**Problem to work on**
Identify and pull out each line of the entries in which "하옵소서" occurs.

==== Records

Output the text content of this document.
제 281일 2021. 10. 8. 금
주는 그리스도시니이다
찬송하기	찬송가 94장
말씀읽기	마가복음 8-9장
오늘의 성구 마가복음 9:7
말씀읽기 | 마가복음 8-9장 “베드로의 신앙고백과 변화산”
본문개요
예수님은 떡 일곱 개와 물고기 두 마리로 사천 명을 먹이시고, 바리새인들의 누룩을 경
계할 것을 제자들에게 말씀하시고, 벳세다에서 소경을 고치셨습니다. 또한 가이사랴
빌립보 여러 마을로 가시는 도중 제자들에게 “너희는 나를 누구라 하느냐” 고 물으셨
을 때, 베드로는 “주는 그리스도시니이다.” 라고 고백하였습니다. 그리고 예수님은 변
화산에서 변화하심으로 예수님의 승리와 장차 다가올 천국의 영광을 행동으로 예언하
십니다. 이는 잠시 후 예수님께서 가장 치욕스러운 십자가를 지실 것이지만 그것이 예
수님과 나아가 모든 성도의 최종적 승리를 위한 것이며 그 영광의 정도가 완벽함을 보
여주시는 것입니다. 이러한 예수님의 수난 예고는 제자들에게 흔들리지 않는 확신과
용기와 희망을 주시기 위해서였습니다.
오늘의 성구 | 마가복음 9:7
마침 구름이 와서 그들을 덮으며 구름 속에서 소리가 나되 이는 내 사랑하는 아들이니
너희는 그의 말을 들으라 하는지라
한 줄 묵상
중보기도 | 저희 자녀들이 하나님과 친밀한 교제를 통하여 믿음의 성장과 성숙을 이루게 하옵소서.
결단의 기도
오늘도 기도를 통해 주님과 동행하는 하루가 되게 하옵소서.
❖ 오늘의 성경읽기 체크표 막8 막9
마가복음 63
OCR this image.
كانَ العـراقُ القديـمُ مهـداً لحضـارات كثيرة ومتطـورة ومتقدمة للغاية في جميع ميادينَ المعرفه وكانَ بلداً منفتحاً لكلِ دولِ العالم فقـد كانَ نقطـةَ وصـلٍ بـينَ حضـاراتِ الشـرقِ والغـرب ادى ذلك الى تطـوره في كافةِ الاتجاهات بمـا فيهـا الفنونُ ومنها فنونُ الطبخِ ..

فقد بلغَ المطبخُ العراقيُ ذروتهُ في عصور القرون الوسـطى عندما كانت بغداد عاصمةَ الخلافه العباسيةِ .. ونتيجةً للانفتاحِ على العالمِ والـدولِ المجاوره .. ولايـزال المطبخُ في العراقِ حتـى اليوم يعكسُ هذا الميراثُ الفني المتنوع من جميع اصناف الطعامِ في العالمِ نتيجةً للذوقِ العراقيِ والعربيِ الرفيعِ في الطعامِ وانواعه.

========
==== Records

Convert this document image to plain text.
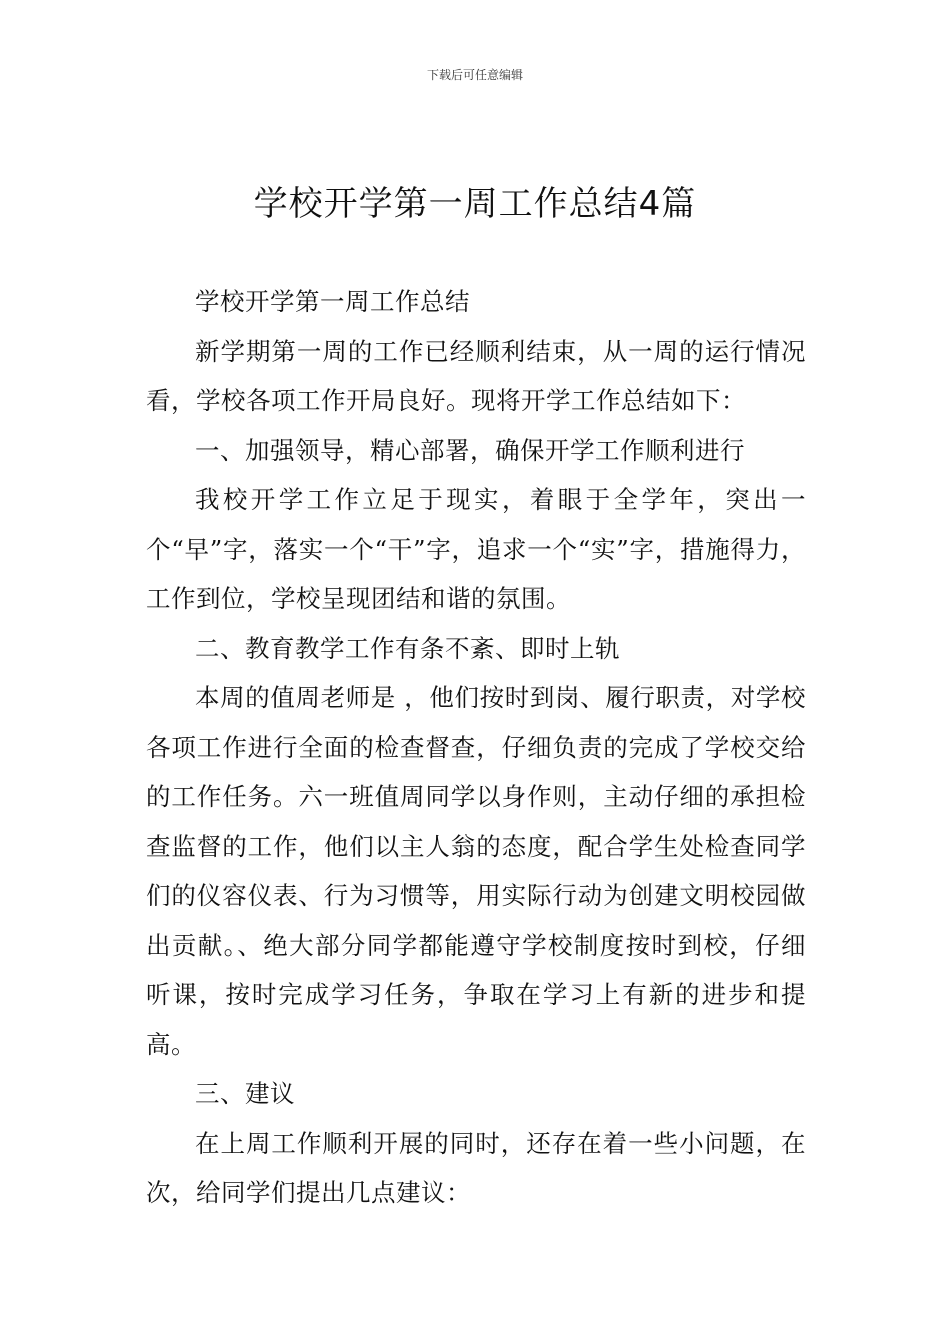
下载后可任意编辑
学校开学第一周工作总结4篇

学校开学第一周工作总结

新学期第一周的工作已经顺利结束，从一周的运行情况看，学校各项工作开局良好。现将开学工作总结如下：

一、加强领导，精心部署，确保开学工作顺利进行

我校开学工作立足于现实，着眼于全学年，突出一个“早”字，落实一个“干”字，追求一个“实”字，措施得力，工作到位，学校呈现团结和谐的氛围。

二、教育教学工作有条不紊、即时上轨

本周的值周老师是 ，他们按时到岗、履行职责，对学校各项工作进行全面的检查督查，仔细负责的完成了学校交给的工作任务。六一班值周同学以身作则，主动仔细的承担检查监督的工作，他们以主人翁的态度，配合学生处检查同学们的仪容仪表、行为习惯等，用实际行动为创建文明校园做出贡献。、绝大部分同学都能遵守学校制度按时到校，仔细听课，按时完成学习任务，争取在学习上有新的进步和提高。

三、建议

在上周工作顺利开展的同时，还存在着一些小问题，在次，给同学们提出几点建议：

========

**Reply to the exercise**
중보기도 | 저희 자녀들이 하나님과 친밀한 교제를 통하여 믿음의 성장과 성숙을 이루게 하옵소서.
오늘도 기도를 통해 주님과 동행하는 하루가 되게 하옵소서.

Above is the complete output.